> _TASK MATERIAL_:
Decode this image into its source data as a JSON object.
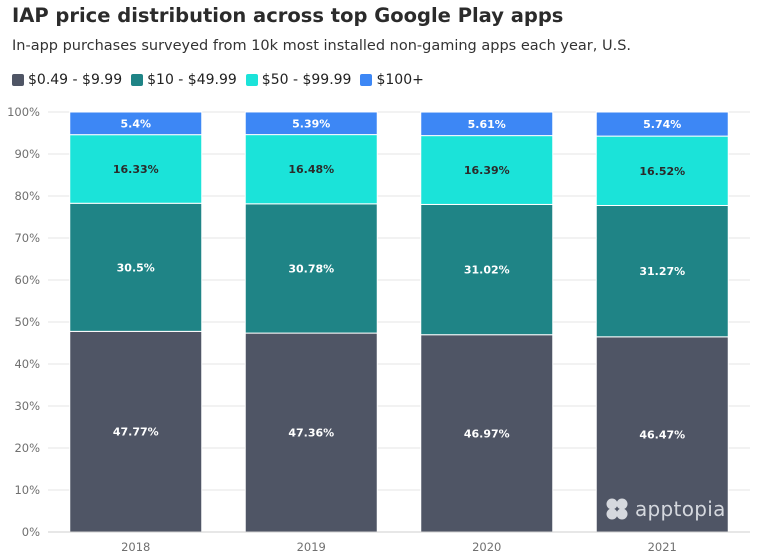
{
  "title": "IAP price distribution across top Google Play apps",
  "subtitle": "In-app purchases surveyed from 10k most installed non-gaming apps each year, U.S.",
  "watermark": "apptopia",
  "colors": {
    "series": [
      "#4f5565",
      "#1f8486",
      "#1be3d9",
      "#3d87f5"
    ],
    "label_text": "#ffffff",
    "label_text_dark": "#2b2b2b",
    "axis_text": "#707070",
    "grid": "#e4e4e4",
    "background": "#ffffff"
  },
  "chart_data": {
    "type": "bar",
    "stacked": true,
    "categories": [
      "2018",
      "2019",
      "2020",
      "2021"
    ],
    "series": [
      {
        "name": "$0.49 - $9.99",
        "values": [
          47.77,
          47.36,
          46.97,
          46.47
        ],
        "labels": [
          "47.77%",
          "47.36%",
          "46.97%",
          "46.47%"
        ]
      },
      {
        "name": "$10 - $49.99",
        "values": [
          30.5,
          30.78,
          31.02,
          31.27
        ],
        "labels": [
          "30.5%",
          "30.78%",
          "31.02%",
          "31.27%"
        ]
      },
      {
        "name": "$50 - $99.99",
        "values": [
          16.33,
          16.48,
          16.39,
          16.52
        ],
        "labels": [
          "16.33%",
          "16.48%",
          "16.39%",
          "16.52%"
        ]
      },
      {
        "name": "$100+",
        "values": [
          5.4,
          5.39,
          5.61,
          5.74
        ],
        "labels": [
          "5.4%",
          "5.39%",
          "5.61%",
          "5.74%"
        ]
      }
    ],
    "y_ticks": [
      "0%",
      "10%",
      "20%",
      "30%",
      "40%",
      "50%",
      "60%",
      "70%",
      "80%",
      "90%",
      "100%"
    ],
    "ylim": [
      0,
      100
    ],
    "xlabel": "",
    "ylabel": "",
    "grid": true,
    "legend_position": "top-left"
  }
}
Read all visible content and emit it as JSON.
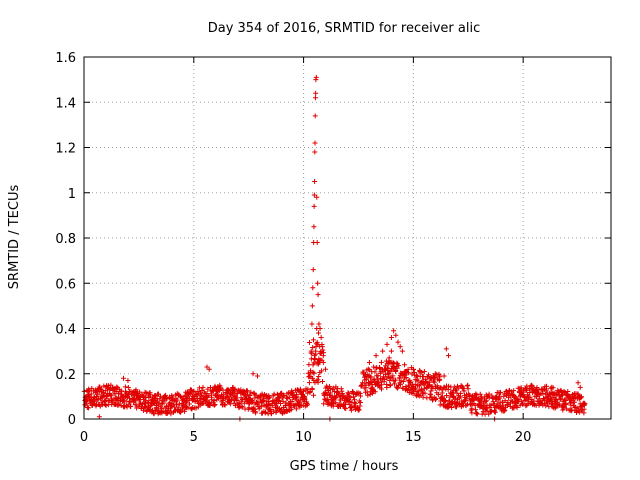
{
  "chart_data": {
    "type": "scatter",
    "title": "Day 354 of 2016, SRMTID for receiver alic",
    "xlabel": "GPS time / hours",
    "ylabel": "SRMTID / TECUs",
    "xlim": [
      0,
      24
    ],
    "ylim": [
      0,
      1.6
    ],
    "xticks": [
      0,
      5,
      10,
      15,
      20
    ],
    "yticks": [
      0,
      0.2,
      0.4,
      0.6,
      0.8,
      1,
      1.2,
      1.4,
      1.6
    ],
    "ytick_labels": [
      "0",
      "0.2",
      "0.4",
      "0.6",
      "0.8",
      "1",
      "1.2",
      "1.4",
      "1.6"
    ],
    "grid": true,
    "marker": "+",
    "color": "#e00000",
    "series": [
      {
        "name": "SRMTID",
        "description": "dense points ~0.05-0.15 TECU across 0-22.8 h, sharp spike near 10.5 h up to 1.51, bump 13-16 h up to ~0.38",
        "points": [
          [
            10.35,
            0.3
          ],
          [
            10.38,
            0.42
          ],
          [
            10.4,
            0.5
          ],
          [
            10.42,
            0.58
          ],
          [
            10.44,
            0.66
          ],
          [
            10.46,
            0.78
          ],
          [
            10.47,
            0.85
          ],
          [
            10.48,
            0.94
          ],
          [
            10.49,
            0.99
          ],
          [
            10.5,
            1.05
          ],
          [
            10.51,
            1.18
          ],
          [
            10.52,
            1.22
          ],
          [
            10.53,
            1.34
          ],
          [
            10.54,
            1.42
          ],
          [
            10.55,
            1.44
          ],
          [
            10.56,
            1.5
          ],
          [
            10.58,
            1.51
          ],
          [
            10.6,
            0.98
          ],
          [
            10.62,
            0.78
          ],
          [
            10.64,
            0.6
          ],
          [
            10.66,
            0.55
          ],
          [
            10.7,
            0.42
          ],
          [
            10.75,
            0.4
          ],
          [
            10.8,
            0.36
          ],
          [
            10.85,
            0.32
          ],
          [
            10.9,
            0.28
          ],
          [
            11.0,
            0.22
          ],
          [
            10.45,
            0.35
          ],
          [
            10.5,
            0.28
          ],
          [
            10.55,
            0.3
          ],
          [
            10.6,
            0.4
          ],
          [
            10.68,
            0.38
          ],
          [
            10.72,
            0.25
          ],
          [
            16.5,
            0.31
          ],
          [
            16.6,
            0.28
          ],
          [
            5.6,
            0.23
          ],
          [
            5.7,
            0.22
          ],
          [
            1.8,
            0.18
          ],
          [
            2.0,
            0.17
          ],
          [
            7.7,
            0.2
          ],
          [
            7.9,
            0.19
          ],
          [
            13.0,
            0.25
          ],
          [
            13.3,
            0.28
          ],
          [
            13.6,
            0.3
          ],
          [
            13.8,
            0.33
          ],
          [
            14.0,
            0.36
          ],
          [
            14.1,
            0.39
          ],
          [
            14.2,
            0.37
          ],
          [
            14.3,
            0.34
          ],
          [
            14.4,
            0.32
          ],
          [
            14.5,
            0.3
          ],
          [
            14.0,
            0.3
          ],
          [
            13.9,
            0.27
          ],
          [
            14.6,
            0.24
          ],
          [
            15.0,
            0.22
          ],
          [
            15.5,
            0.21
          ],
          [
            16.0,
            0.2
          ],
          [
            16.4,
            0.19
          ],
          [
            22.5,
            0.16
          ],
          [
            22.6,
            0.14
          ],
          [
            0.7,
            0.01
          ],
          [
            7.1,
            0.0
          ],
          [
            11.2,
            0.0
          ],
          [
            18.7,
            0.0
          ]
        ]
      }
    ]
  }
}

> _AIM OF THE TASK_: Quote the data above in full and without alteration; skip the pictures.

> _SOLUTION TO THE EXERCISE_:
Decode this image into its source data as a JSON object.
{
  "title": "IAP price distribution across top Google Play apps",
  "subtitle": "In-app purchases surveyed from 10k most installed non-gaming apps each year, U.S.",
  "watermark": "apptopia",
  "colors": {
    "series": [
      "#4f5565",
      "#1f8486",
      "#1be3d9",
      "#3d87f5"
    ],
    "label_text": "#ffffff",
    "label_text_dark": "#2b2b2b",
    "axis_text": "#707070",
    "grid": "#e4e4e4",
    "background": "#ffffff"
  },
  "chart_data": {
    "type": "bar",
    "stacked": true,
    "categories": [
      "2018",
      "2019",
      "2020",
      "2021"
    ],
    "series": [
      {
        "name": "$0.49 - $9.99",
        "values": [
          47.77,
          47.36,
          46.97,
          46.47
        ],
        "labels": [
          "47.77%",
          "47.36%",
          "46.97%",
          "46.47%"
        ]
      },
      {
        "name": "$10 - $49.99",
        "values": [
          30.5,
          30.78,
          31.02,
          31.27
        ],
        "labels": [
          "30.5%",
          "30.78%",
          "31.02%",
          "31.27%"
        ]
      },
      {
        "name": "$50 - $99.99",
        "values": [
          16.33,
          16.48,
          16.39,
          16.52
        ],
        "labels": [
          "16.33%",
          "16.48%",
          "16.39%",
          "16.52%"
        ]
      },
      {
        "name": "$100+",
        "values": [
          5.4,
          5.39,
          5.61,
          5.74
        ],
        "labels": [
          "5.4%",
          "5.39%",
          "5.61%",
          "5.74%"
        ]
      }
    ],
    "y_ticks": [
      "0%",
      "10%",
      "20%",
      "30%",
      "40%",
      "50%",
      "60%",
      "70%",
      "80%",
      "90%",
      "100%"
    ],
    "ylim": [
      0,
      100
    ],
    "xlabel": "",
    "ylabel": "",
    "grid": true,
    "legend_position": "top-left"
  }
}
Read all visible content and emit it as JSON.
{
  "chart_data": {
    "type": "scatter",
    "title": "Day 354 of 2016, SRMTID for receiver alic",
    "xlabel": "GPS time / hours",
    "ylabel": "SRMTID / TECUs",
    "xlim": [
      0,
      24
    ],
    "ylim": [
      0,
      1.6
    ],
    "xticks": [
      0,
      5,
      10,
      15,
      20
    ],
    "yticks": [
      0,
      0.2,
      0.4,
      0.6,
      0.8,
      1,
      1.2,
      1.4,
      1.6
    ],
    "ytick_labels": [
      "0",
      "0.2",
      "0.4",
      "0.6",
      "0.8",
      "1",
      "1.2",
      "1.4",
      "1.6"
    ],
    "grid": true,
    "marker": "+",
    "color": "#e00000",
    "series": [
      {
        "name": "SRMTID",
        "description": "dense points ~0.05-0.15 TECU across 0-22.8 h, sharp spike near 10.5 h up to 1.51, bump 13-16 h up to ~0.38",
        "points": [
          [
            10.35,
            0.3
          ],
          [
            10.38,
            0.42
          ],
          [
            10.4,
            0.5
          ],
          [
            10.42,
            0.58
          ],
          [
            10.44,
            0.66
          ],
          [
            10.46,
            0.78
          ],
          [
            10.47,
            0.85
          ],
          [
            10.48,
            0.94
          ],
          [
            10.49,
            0.99
          ],
          [
            10.5,
            1.05
          ],
          [
            10.51,
            1.18
          ],
          [
            10.52,
            1.22
          ],
          [
            10.53,
            1.34
          ],
          [
            10.54,
            1.42
          ],
          [
            10.55,
            1.44
          ],
          [
            10.56,
            1.5
          ],
          [
            10.58,
            1.51
          ],
          [
            10.6,
            0.98
          ],
          [
            10.62,
            0.78
          ],
          [
            10.64,
            0.6
          ],
          [
            10.66,
            0.55
          ],
          [
            10.7,
            0.42
          ],
          [
            10.75,
            0.4
          ],
          [
            10.8,
            0.36
          ],
          [
            10.85,
            0.32
          ],
          [
            10.9,
            0.28
          ],
          [
            11.0,
            0.22
          ],
          [
            10.45,
            0.35
          ],
          [
            10.5,
            0.28
          ],
          [
            10.55,
            0.3
          ],
          [
            10.6,
            0.4
          ],
          [
            10.68,
            0.38
          ],
          [
            10.72,
            0.25
          ],
          [
            16.5,
            0.31
          ],
          [
            16.6,
            0.28
          ],
          [
            5.6,
            0.23
          ],
          [
            5.7,
            0.22
          ],
          [
            1.8,
            0.18
          ],
          [
            2.0,
            0.17
          ],
          [
            7.7,
            0.2
          ],
          [
            7.9,
            0.19
          ],
          [
            13.0,
            0.25
          ],
          [
            13.3,
            0.28
          ],
          [
            13.6,
            0.3
          ],
          [
            13.8,
            0.33
          ],
          [
            14.0,
            0.36
          ],
          [
            14.1,
            0.39
          ],
          [
            14.2,
            0.37
          ],
          [
            14.3,
            0.34
          ],
          [
            14.4,
            0.32
          ],
          [
            14.5,
            0.3
          ],
          [
            14.0,
            0.3
          ],
          [
            13.9,
            0.27
          ],
          [
            14.6,
            0.24
          ],
          [
            15.0,
            0.22
          ],
          [
            15.5,
            0.21
          ],
          [
            16.0,
            0.2
          ],
          [
            16.4,
            0.19
          ],
          [
            22.5,
            0.16
          ],
          [
            22.6,
            0.14
          ],
          [
            0.7,
            0.01
          ],
          [
            7.1,
            0.0
          ],
          [
            11.2,
            0.0
          ],
          [
            18.7,
            0.0
          ]
        ]
      }
    ]
  }
}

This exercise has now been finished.